Your task is to copy every record exactly.

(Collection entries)
===============
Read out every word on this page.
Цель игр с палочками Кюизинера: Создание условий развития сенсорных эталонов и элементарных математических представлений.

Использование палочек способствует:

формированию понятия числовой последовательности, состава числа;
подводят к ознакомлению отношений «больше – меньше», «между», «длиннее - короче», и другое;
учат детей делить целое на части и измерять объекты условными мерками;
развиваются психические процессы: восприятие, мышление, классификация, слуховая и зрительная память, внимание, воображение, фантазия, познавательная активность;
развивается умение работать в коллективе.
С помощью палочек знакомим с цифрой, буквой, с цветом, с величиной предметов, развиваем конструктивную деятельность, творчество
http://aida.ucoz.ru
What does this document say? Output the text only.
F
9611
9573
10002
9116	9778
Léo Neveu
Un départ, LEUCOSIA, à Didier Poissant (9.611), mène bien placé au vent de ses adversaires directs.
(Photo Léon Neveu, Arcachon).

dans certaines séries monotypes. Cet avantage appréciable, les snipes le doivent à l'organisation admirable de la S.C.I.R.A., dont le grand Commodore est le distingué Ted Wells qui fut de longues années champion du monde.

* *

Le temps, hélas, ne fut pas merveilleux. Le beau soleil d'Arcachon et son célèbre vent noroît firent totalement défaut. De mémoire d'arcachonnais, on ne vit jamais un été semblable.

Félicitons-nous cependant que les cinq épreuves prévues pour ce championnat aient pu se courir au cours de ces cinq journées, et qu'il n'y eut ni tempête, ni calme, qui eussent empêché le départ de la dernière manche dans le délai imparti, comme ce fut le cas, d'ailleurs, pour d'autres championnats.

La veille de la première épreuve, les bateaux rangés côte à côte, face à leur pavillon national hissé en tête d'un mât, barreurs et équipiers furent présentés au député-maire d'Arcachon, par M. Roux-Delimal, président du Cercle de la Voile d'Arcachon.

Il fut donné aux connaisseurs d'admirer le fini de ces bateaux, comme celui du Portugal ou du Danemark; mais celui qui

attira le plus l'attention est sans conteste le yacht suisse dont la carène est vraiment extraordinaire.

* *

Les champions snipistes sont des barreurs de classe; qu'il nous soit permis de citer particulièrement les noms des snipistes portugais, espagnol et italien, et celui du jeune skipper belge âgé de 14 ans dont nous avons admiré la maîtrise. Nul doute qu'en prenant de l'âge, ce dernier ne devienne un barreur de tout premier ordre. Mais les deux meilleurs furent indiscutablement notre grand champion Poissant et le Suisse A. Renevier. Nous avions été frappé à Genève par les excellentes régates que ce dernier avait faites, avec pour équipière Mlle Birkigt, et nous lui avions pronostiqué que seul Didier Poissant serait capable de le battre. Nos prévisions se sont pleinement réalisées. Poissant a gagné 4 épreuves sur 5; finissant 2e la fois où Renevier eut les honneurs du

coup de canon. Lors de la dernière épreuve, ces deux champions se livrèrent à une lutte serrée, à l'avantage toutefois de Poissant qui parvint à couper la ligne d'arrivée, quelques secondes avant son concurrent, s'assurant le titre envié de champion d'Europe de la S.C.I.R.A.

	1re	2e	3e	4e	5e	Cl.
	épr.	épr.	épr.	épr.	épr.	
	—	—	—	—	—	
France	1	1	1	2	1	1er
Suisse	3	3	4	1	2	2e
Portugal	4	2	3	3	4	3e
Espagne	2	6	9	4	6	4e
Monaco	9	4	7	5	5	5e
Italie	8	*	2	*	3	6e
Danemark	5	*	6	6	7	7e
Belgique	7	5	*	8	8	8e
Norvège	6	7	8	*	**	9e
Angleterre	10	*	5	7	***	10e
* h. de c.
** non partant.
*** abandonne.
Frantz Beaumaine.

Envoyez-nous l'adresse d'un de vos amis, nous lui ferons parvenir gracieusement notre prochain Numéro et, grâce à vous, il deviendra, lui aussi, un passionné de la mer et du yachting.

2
===============
OUTPUT:
Read out every word on this page.
Цель игр с палочками Кюизинера: Создание условий развития сенсорных эталонов и элементарных математических представлений.

Использование палочек способствует:

формированию понятия числовой последовательности, состава числа;
подводят к ознакомлению отношений «больше – меньше», «между», «длиннее - короче», и другое;
учат детей делить целое на части и измерять объекты условными мерками;
развиваются психические процессы: восприятие, мышление, классификация, слуховая и зрительная память, внимание, воображение, фантазия, познавательная активность;
развивается умение работать в коллективе.
С помощью палочек знакомим с цифрой, буквой, с цветом, с величиной предметов, развиваем конструктивную деятельность, творчество
http://aida.ucoz.ru
What does this document say? Output the text only.
F
9611
9573
10002
9116	9778
Léo Neveu
Un départ, LEUCOSIA, à Didier Poissant (9.611), mène bien placé au vent de ses adversaires directs.
(Photo Léon Neveu, Arcachon).

dans certaines séries monotypes. Cet avantage appréciable, les snipes le doivent à l'organisation admirable de la S.C.I.R.A., dont le grand Commodore est le distingué Ted Wells qui fut de longues années champion du monde.

* *

Le temps, hélas, ne fut pas merveilleux. Le beau soleil d'Arcachon et son célèbre vent noroît firent totalement défaut. De mémoire d'arcachonnais, on ne vit jamais un été semblable.

Félicitons-nous cependant que les cinq épreuves prévues pour ce championnat aient pu se courir au cours de ces cinq journées, et qu'il n'y eut ni tempête, ni calme, qui eussent empêché le départ de la dernière manche dans le délai imparti, comme ce fut le cas, d'ailleurs, pour d'autres championnats.

La veille de la première épreuve, les bateaux rangés côte à côte, face à leur pavillon national hissé en tête d'un mât, barreurs et équipiers furent présentés au député-maire d'Arcachon, par M. Roux-Delimal, président du Cercle de la Voile d'Arcachon.

Il fut donné aux connaisseurs d'admirer le fini de ces bateaux, comme celui du Portugal ou du Danemark; mais celui qui

attira le plus l'attention est sans conteste le yacht suisse dont la carène est vraiment extraordinaire.

* *

Les champions snipistes sont des barreurs de classe; qu'il nous soit permis de citer particulièrement les noms des snipistes portugais, espagnol et italien, et celui du jeune skipper belge âgé de 14 ans dont nous avons admiré la maîtrise. Nul doute qu'en prenant de l'âge, ce dernier ne devienne un barreur de tout premier ordre. Mais les deux meilleurs furent indiscutablement notre grand champion Poissant et le Suisse A. Renevier. Nous avions été frappé à Genève par les excellentes régates que ce dernier avait faites, avec pour équipière Mlle Birkigt, et nous lui avions pronostiqué que seul Didier Poissant serait capable de le battre. Nos prévisions se sont pleinement réalisées. Poissant a gagné 4 épreuves sur 5; finissant 2e la fois où Renevier eut les honneurs du

coup de canon. Lors de la dernière épreuve, ces deux champions se livrèrent à une lutte serrée, à l'avantage toutefois de Poissant qui parvint à couper la ligne d'arrivée, quelques secondes avant son concurrent, s'assurant le titre envié de champion d'Europe de la S.C.I.R.A.

	1re	2e	3e	4e	5e	Cl.
	épr.	épr.	épr.	épr.	épr.	
	—	—	—	—	—	
France	1	1	1	2	1	1er
Suisse	3	3	4	1	2	2e
Portugal	4	2	3	3	4	3e
Espagne	2	6	9	4	6	4e
Monaco	9	4	7	5	5	5e
Italie	8	*	2	*	3	6e
Danemark	5	*	6	6	7	7e
Belgique	7	5	*	8	8	8e
Norvège	6	7	8	*	**	9e
Angleterre	10	*	5	7	***	10e
* h. de c.
** non partant.
*** abandonne.
Frantz Beaumaine.

Envoyez-nous l'adresse d'un de vos amis, nous lui ferons parvenir gracieusement notre prochain Numéro et, grâce à vous, il deviendra, lui aussi, un passionné de la mer et du yachting.

2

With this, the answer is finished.